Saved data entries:

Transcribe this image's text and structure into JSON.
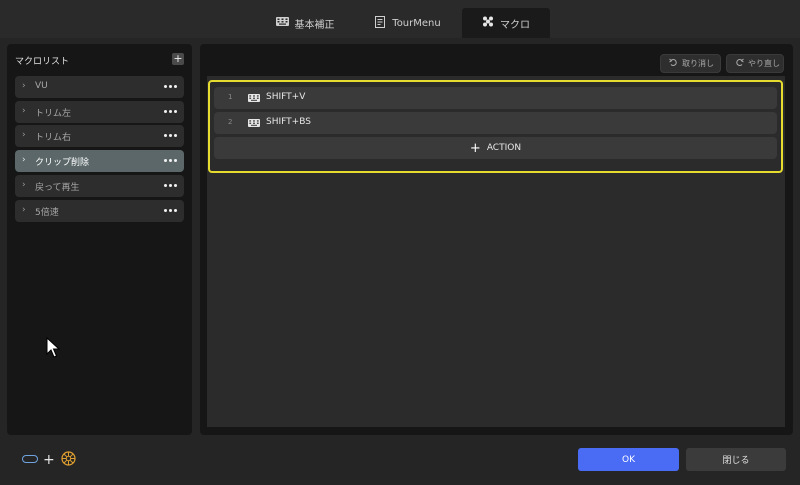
{
  "tabs": [
    {
      "label": "基本補正",
      "icon": "keyboard-icon",
      "active": false
    },
    {
      "label": "TourMenu",
      "icon": "document-icon",
      "active": false
    },
    {
      "label": "マクロ",
      "icon": "gear-cluster-icon",
      "active": true
    }
  ],
  "macro_list": {
    "title": "マクロリスト",
    "add_label": "+",
    "items": [
      {
        "label": "VU",
        "active": false
      },
      {
        "label": "トリム左",
        "active": false
      },
      {
        "label": "トリム右",
        "active": false
      },
      {
        "label": "クリップ削除",
        "active": true
      },
      {
        "label": "戻って再生",
        "active": false
      },
      {
        "label": "5倍速",
        "active": false
      }
    ]
  },
  "history": {
    "undo_label": "取り消し",
    "redo_label": "やり直し"
  },
  "actions": [
    {
      "num": "1",
      "key": "SHIFT+V"
    },
    {
      "num": "2",
      "key": "SHIFT+BS"
    }
  ],
  "add_action_label": "ACTION",
  "footer": {
    "ok_label": "OK",
    "close_label": "閉じる"
  },
  "colors": {
    "accent": "#4a6cf5",
    "highlight_border": "#e6dc2f",
    "active_item": "#5b6768"
  }
}
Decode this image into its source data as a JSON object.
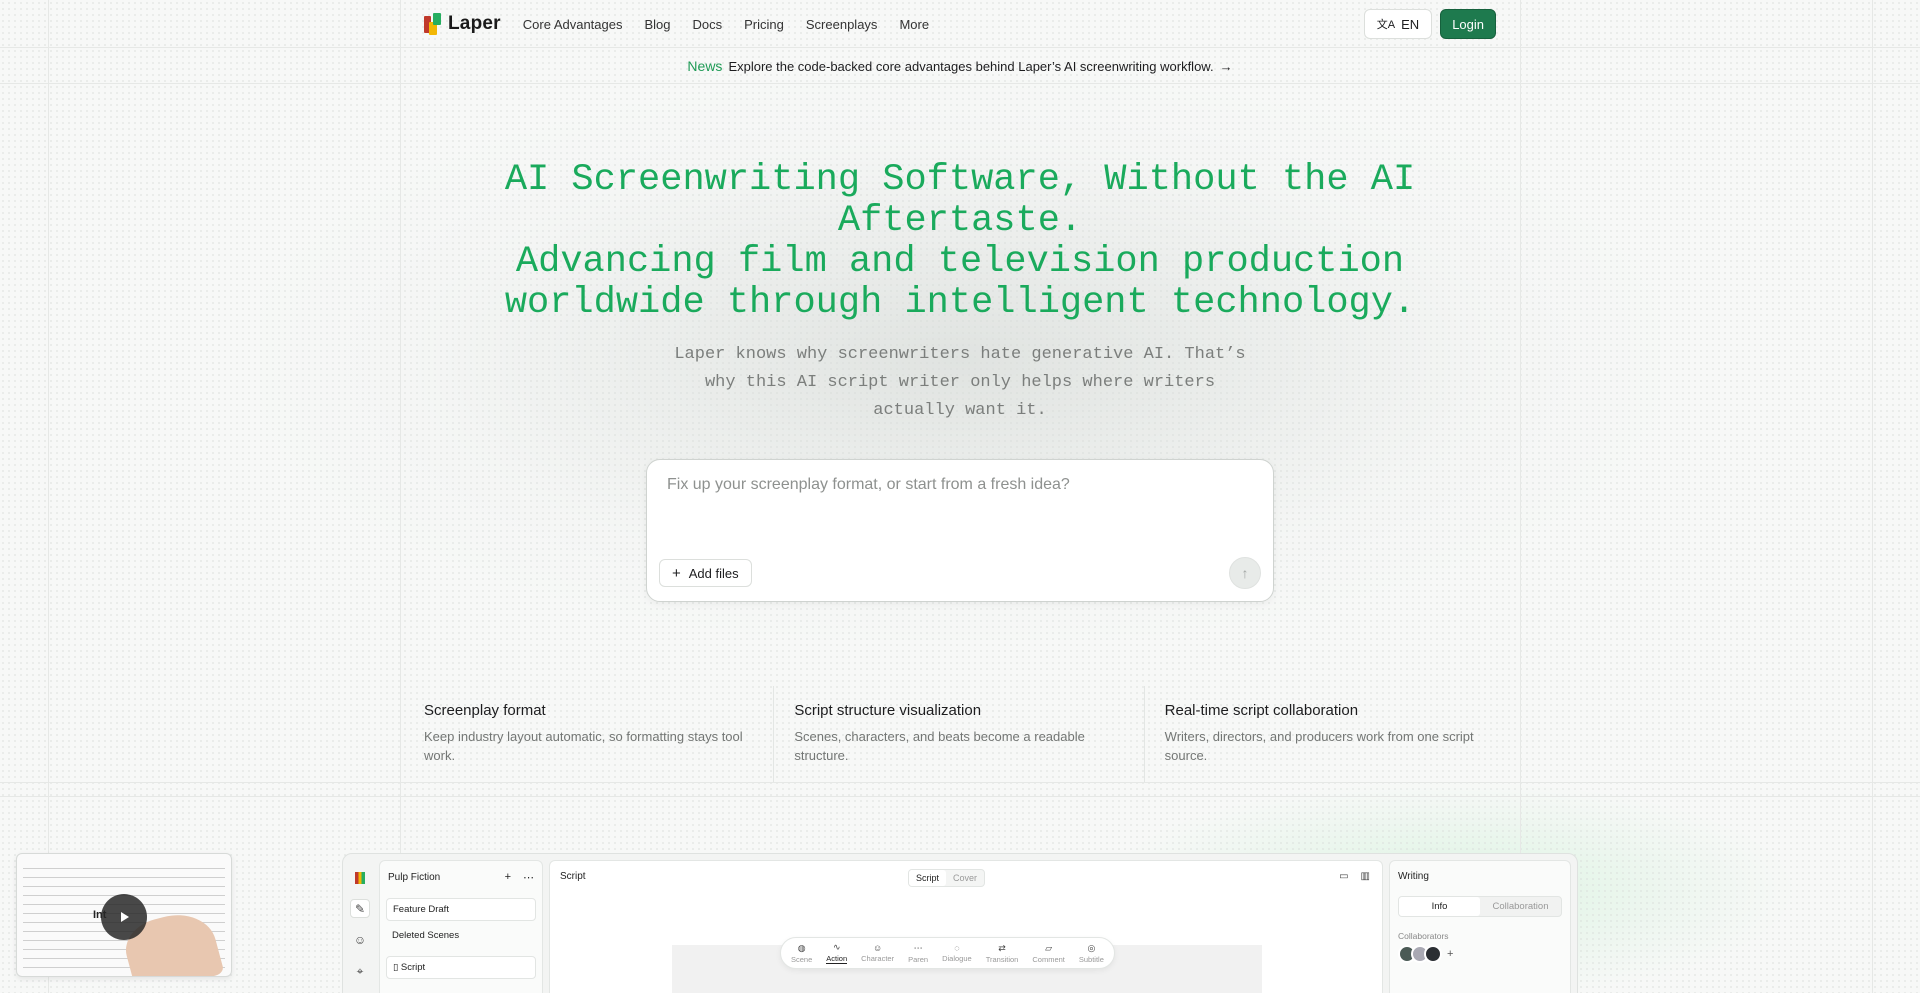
{
  "brand": {
    "name": "Laper"
  },
  "nav": {
    "items": [
      "Core Advantages",
      "Blog",
      "Docs",
      "Pricing",
      "Screenplays",
      "More"
    ]
  },
  "header": {
    "lang_label": "EN",
    "login_label": "Login"
  },
  "news": {
    "tag": "News",
    "text": "Explore the code-backed core advantages behind Laper’s AI screenwriting workflow.",
    "arrow": "→"
  },
  "hero": {
    "title_line1": "AI Screenwriting Software, Without the AI Aftertaste.",
    "title_line2": "Advancing film and television production worldwide through intelligent technology.",
    "subtitle": "Laper knows why screenwriters hate generative AI. That’s why this AI script writer only helps where writers actually want it."
  },
  "prompt": {
    "placeholder": "Fix up your screenplay format, or start from a fresh idea?",
    "value": "",
    "add_files_label": "Add files"
  },
  "features": [
    {
      "title": "Screenplay format",
      "desc": "Keep industry layout automatic, so formatting stays tool work."
    },
    {
      "title": "Script structure visualization",
      "desc": "Scenes, characters, and beats become a readable structure."
    },
    {
      "title": "Real-time script collaboration",
      "desc": "Writers, directors, and producers work from one script source."
    }
  ],
  "video": {
    "label": "Int"
  },
  "app_preview": {
    "project_title": "Pulp Fiction",
    "left_items": [
      "Feature Draft",
      "Deleted Scenes",
      "Script"
    ],
    "main_title": "Script",
    "main_tabs": [
      "Script",
      "Cover"
    ],
    "toolbar": [
      "Scene",
      "Action",
      "Character",
      "Paren",
      "Dialogue",
      "Transition",
      "Comment",
      "Subtitle"
    ],
    "right_title": "Writing",
    "right_tabs": [
      "Info",
      "Collaboration"
    ],
    "collaborators_label": "Collaborators"
  },
  "colors": {
    "accent_green": "#1aaa5c",
    "login_bg": "#1e7a4e"
  }
}
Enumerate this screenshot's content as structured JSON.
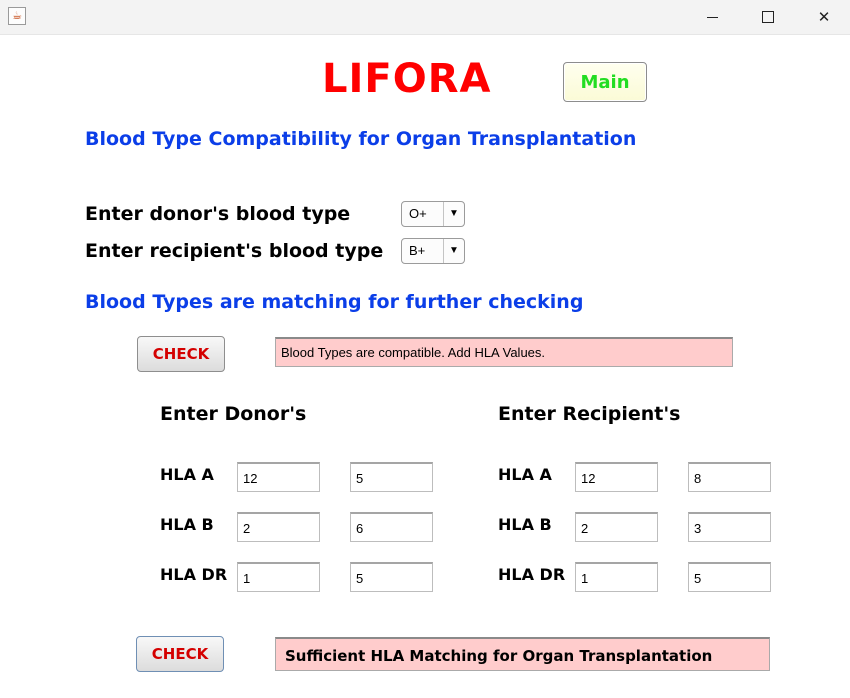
{
  "window": {
    "controls": {
      "minimize": "minimize",
      "maximize": "maximize",
      "close": "close"
    }
  },
  "header": {
    "app_name": "LIFORA",
    "main_button": "Main",
    "subtitle": "Blood Type Compatibility for Organ Transplantation"
  },
  "blood_type": {
    "donor_label": "Enter donor's blood type",
    "donor_value": "O+",
    "recipient_label": "Enter recipient's blood type",
    "recipient_value": "B+",
    "status_message": "Blood Types are matching for further checking"
  },
  "check1": {
    "button": "CHECK",
    "result": "Blood Types are compatible. Add HLA Values."
  },
  "donor": {
    "heading": "Enter Donor's",
    "hla_a_label": "HLA A",
    "hla_a_1": "12",
    "hla_a_2": "5",
    "hla_b_label": "HLA B",
    "hla_b_1": "2",
    "hla_b_2": "6",
    "hla_dr_label": "HLA DR",
    "hla_dr_1": "1",
    "hla_dr_2": "5"
  },
  "recipient": {
    "heading": "Enter Recipient's",
    "hla_a_label": "HLA A",
    "hla_a_1": "12",
    "hla_a_2": "8",
    "hla_b_label": "HLA B",
    "hla_b_1": "2",
    "hla_b_2": "3",
    "hla_dr_label": "HLA DR",
    "hla_dr_1": "1",
    "hla_dr_2": "5"
  },
  "check2": {
    "button": "CHECK",
    "result": "Sufficient HLA Matching for Organ Transplantation"
  },
  "colors": {
    "title": "#ff0000",
    "accent_blue": "#0b3ee8",
    "main_button_text": "#22dd22",
    "check_button_text": "#d40000",
    "result_background": "#ffcccc"
  }
}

REQUIRED TASK: Copy the records above exactly. The pictures are not part of the copy.

FULL RESPONSE:
Transcribe this image's text and structure into JSON.
{
  "tabs": [
    {
      "label": "基本補正",
      "icon": "keyboard-icon",
      "active": false
    },
    {
      "label": "TourMenu",
      "icon": "document-icon",
      "active": false
    },
    {
      "label": "マクロ",
      "icon": "gear-cluster-icon",
      "active": true
    }
  ],
  "macro_list": {
    "title": "マクロリスト",
    "add_label": "+",
    "items": [
      {
        "label": "VU",
        "active": false
      },
      {
        "label": "トリム左",
        "active": false
      },
      {
        "label": "トリム右",
        "active": false
      },
      {
        "label": "クリップ削除",
        "active": true
      },
      {
        "label": "戻って再生",
        "active": false
      },
      {
        "label": "5倍速",
        "active": false
      }
    ]
  },
  "history": {
    "undo_label": "取り消し",
    "redo_label": "やり直し"
  },
  "actions": [
    {
      "num": "1",
      "key": "SHIFT+V"
    },
    {
      "num": "2",
      "key": "SHIFT+BS"
    }
  ],
  "add_action_label": "ACTION",
  "footer": {
    "ok_label": "OK",
    "close_label": "閉じる"
  },
  "colors": {
    "accent": "#4a6cf5",
    "highlight_border": "#e6dc2f",
    "active_item": "#5b6768"
  }
}
Decode this image into its source data as a JSON object.
{
  "brand": {
    "name": "Laper"
  },
  "nav": {
    "items": [
      "Core Advantages",
      "Blog",
      "Docs",
      "Pricing",
      "Screenplays",
      "More"
    ]
  },
  "header": {
    "lang_label": "EN",
    "login_label": "Login"
  },
  "news": {
    "tag": "News",
    "text": "Explore the code-backed core advantages behind Laper’s AI screenwriting workflow.",
    "arrow": "→"
  },
  "hero": {
    "title_line1": "AI Screenwriting Software, Without the AI Aftertaste.",
    "title_line2": "Advancing film and television production worldwide through intelligent technology.",
    "subtitle": "Laper knows why screenwriters hate generative AI. That’s why this AI script writer only helps where writers actually want it."
  },
  "prompt": {
    "placeholder": "Fix up your screenplay format, or start from a fresh idea?",
    "value": "",
    "add_files_label": "Add files"
  },
  "features": [
    {
      "title": "Screenplay format",
      "desc": "Keep industry layout automatic, so formatting stays tool work."
    },
    {
      "title": "Script structure visualization",
      "desc": "Scenes, characters, and beats become a readable structure."
    },
    {
      "title": "Real-time script collaboration",
      "desc": "Writers, directors, and producers work from one script source."
    }
  ],
  "video": {
    "label": "Int"
  },
  "app_preview": {
    "project_title": "Pulp Fiction",
    "left_items": [
      "Feature Draft",
      "Deleted Scenes",
      "Script"
    ],
    "main_title": "Script",
    "main_tabs": [
      "Script",
      "Cover"
    ],
    "toolbar": [
      "Scene",
      "Action",
      "Character",
      "Paren",
      "Dialogue",
      "Transition",
      "Comment",
      "Subtitle"
    ],
    "right_title": "Writing",
    "right_tabs": [
      "Info",
      "Collaboration"
    ],
    "collaborators_label": "Collaborators"
  },
  "colors": {
    "accent_green": "#1aaa5c",
    "login_bg": "#1e7a4e"
  }
}
Enumerate this screenshot's content as structured JSON.
{
  "window": {
    "controls": {
      "minimize": "minimize",
      "maximize": "maximize",
      "close": "close"
    }
  },
  "header": {
    "app_name": "LIFORA",
    "main_button": "Main",
    "subtitle": "Blood Type Compatibility for Organ Transplantation"
  },
  "blood_type": {
    "donor_label": "Enter donor's blood type",
    "donor_value": "O+",
    "recipient_label": "Enter recipient's blood type",
    "recipient_value": "B+",
    "status_message": "Blood Types are matching for further checking"
  },
  "check1": {
    "button": "CHECK",
    "result": "Blood Types are compatible. Add HLA Values."
  },
  "donor": {
    "heading": "Enter Donor's",
    "hla_a_label": "HLA A",
    "hla_a_1": "12",
    "hla_a_2": "5",
    "hla_b_label": "HLA B",
    "hla_b_1": "2",
    "hla_b_2": "6",
    "hla_dr_label": "HLA DR",
    "hla_dr_1": "1",
    "hla_dr_2": "5"
  },
  "recipient": {
    "heading": "Enter Recipient's",
    "hla_a_label": "HLA A",
    "hla_a_1": "12",
    "hla_a_2": "8",
    "hla_b_label": "HLA B",
    "hla_b_1": "2",
    "hla_b_2": "3",
    "hla_dr_label": "HLA DR",
    "hla_dr_1": "1",
    "hla_dr_2": "5"
  },
  "check2": {
    "button": "CHECK",
    "result": "Sufficient HLA Matching for Organ Transplantation"
  },
  "colors": {
    "title": "#ff0000",
    "accent_blue": "#0b3ee8",
    "main_button_text": "#22dd22",
    "check_button_text": "#d40000",
    "result_background": "#ffcccc"
  }
}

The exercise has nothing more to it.